#### Do this
Determine how many lines contain the string "thought" and reply with that number alone.

#### Given data
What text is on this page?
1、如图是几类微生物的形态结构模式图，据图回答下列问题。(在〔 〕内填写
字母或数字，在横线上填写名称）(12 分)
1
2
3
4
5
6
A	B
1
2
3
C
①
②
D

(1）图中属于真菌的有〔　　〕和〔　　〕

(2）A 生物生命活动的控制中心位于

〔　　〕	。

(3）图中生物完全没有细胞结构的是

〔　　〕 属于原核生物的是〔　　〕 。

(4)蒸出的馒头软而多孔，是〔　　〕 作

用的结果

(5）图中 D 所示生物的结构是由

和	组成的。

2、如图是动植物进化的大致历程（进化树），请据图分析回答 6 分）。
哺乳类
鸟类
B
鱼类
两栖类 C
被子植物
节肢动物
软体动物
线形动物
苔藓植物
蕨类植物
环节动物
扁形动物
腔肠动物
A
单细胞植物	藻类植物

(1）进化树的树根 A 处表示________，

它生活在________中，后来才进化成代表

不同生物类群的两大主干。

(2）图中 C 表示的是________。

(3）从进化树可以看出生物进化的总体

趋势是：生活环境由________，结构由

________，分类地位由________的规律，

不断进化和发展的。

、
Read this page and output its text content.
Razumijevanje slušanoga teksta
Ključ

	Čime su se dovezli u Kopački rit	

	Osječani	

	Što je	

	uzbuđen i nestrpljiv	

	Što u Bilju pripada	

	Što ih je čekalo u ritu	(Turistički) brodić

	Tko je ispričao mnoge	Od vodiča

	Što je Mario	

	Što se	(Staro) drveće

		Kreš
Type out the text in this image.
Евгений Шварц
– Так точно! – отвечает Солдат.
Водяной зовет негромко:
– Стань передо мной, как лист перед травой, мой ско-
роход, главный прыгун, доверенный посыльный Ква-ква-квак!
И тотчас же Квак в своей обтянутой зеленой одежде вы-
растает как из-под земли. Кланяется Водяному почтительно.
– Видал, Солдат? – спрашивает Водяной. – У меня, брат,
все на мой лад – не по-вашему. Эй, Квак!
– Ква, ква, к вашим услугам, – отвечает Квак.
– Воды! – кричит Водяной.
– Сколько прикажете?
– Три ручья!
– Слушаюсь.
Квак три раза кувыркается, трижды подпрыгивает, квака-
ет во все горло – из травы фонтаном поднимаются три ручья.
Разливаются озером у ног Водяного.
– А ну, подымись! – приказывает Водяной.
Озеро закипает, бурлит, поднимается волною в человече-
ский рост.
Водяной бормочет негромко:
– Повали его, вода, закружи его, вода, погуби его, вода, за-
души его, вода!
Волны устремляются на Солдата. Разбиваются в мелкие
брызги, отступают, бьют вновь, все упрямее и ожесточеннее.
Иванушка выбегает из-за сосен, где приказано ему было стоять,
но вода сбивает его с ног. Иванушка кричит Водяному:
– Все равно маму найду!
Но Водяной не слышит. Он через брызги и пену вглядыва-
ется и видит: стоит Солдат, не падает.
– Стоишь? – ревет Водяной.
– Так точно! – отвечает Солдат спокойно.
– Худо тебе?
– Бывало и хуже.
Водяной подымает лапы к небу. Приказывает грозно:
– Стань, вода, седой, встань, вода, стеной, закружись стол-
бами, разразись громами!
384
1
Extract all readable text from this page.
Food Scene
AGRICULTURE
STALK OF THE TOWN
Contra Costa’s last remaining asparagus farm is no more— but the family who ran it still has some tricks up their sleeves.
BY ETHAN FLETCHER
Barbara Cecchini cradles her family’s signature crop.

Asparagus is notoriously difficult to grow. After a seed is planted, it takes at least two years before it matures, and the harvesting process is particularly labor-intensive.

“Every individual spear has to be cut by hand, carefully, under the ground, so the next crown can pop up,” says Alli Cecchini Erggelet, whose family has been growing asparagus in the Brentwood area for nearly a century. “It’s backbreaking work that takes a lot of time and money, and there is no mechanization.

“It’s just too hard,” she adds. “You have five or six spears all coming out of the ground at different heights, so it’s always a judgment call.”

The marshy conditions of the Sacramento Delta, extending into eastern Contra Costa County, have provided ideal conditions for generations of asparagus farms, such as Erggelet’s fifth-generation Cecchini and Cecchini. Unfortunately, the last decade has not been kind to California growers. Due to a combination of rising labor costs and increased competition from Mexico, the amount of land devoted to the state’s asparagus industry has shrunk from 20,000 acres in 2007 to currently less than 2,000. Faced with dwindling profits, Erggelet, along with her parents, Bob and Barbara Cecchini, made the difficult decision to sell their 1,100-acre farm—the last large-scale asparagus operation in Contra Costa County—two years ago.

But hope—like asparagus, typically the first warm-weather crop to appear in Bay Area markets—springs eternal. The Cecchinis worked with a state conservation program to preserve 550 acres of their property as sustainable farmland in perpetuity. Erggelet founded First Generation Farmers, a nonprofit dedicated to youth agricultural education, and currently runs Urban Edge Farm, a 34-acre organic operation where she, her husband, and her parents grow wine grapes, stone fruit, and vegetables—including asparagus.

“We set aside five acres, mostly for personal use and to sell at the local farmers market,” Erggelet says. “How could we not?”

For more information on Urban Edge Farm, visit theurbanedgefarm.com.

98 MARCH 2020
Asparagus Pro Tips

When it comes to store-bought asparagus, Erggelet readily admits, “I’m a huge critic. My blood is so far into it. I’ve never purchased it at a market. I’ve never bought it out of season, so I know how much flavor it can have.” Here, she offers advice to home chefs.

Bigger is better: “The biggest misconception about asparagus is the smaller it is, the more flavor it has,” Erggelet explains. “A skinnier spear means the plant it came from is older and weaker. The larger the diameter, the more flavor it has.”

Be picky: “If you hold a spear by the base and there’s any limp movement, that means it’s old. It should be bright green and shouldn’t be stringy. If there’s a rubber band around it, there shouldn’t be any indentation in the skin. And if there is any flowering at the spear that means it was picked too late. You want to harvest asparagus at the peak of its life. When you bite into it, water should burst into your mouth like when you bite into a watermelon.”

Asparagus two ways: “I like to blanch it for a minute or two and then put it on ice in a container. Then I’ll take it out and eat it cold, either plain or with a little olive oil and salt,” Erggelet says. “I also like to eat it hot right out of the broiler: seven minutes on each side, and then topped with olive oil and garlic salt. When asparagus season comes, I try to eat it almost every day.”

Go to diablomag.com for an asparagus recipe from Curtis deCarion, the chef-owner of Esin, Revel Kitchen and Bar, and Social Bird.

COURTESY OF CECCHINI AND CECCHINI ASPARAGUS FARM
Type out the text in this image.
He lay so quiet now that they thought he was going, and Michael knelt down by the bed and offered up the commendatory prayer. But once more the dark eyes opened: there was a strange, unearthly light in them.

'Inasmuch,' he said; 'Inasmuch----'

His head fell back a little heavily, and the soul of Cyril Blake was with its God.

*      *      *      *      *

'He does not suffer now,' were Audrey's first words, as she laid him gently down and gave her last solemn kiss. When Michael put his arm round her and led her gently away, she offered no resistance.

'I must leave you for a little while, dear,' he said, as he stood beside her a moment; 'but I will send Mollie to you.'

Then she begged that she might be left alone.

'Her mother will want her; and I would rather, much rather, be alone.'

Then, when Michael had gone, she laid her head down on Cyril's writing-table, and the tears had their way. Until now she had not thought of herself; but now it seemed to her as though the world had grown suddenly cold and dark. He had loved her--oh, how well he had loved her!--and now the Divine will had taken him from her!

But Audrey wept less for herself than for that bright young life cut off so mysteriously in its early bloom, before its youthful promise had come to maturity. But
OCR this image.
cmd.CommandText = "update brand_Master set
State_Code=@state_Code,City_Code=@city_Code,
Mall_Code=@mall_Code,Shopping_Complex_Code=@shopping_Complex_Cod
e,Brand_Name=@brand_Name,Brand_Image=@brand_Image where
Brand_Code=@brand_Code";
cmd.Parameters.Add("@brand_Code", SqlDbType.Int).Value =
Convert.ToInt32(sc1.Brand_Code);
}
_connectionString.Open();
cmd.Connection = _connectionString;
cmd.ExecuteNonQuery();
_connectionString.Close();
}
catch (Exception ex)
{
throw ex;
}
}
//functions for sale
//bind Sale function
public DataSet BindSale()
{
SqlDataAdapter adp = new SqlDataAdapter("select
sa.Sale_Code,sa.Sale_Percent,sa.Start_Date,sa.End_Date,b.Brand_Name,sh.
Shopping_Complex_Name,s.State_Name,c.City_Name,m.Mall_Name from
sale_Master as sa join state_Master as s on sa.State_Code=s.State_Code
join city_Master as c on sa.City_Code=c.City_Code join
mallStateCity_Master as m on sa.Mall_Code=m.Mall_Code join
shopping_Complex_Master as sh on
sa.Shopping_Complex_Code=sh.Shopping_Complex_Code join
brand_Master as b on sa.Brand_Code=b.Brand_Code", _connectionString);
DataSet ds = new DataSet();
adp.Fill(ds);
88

#### Solution
2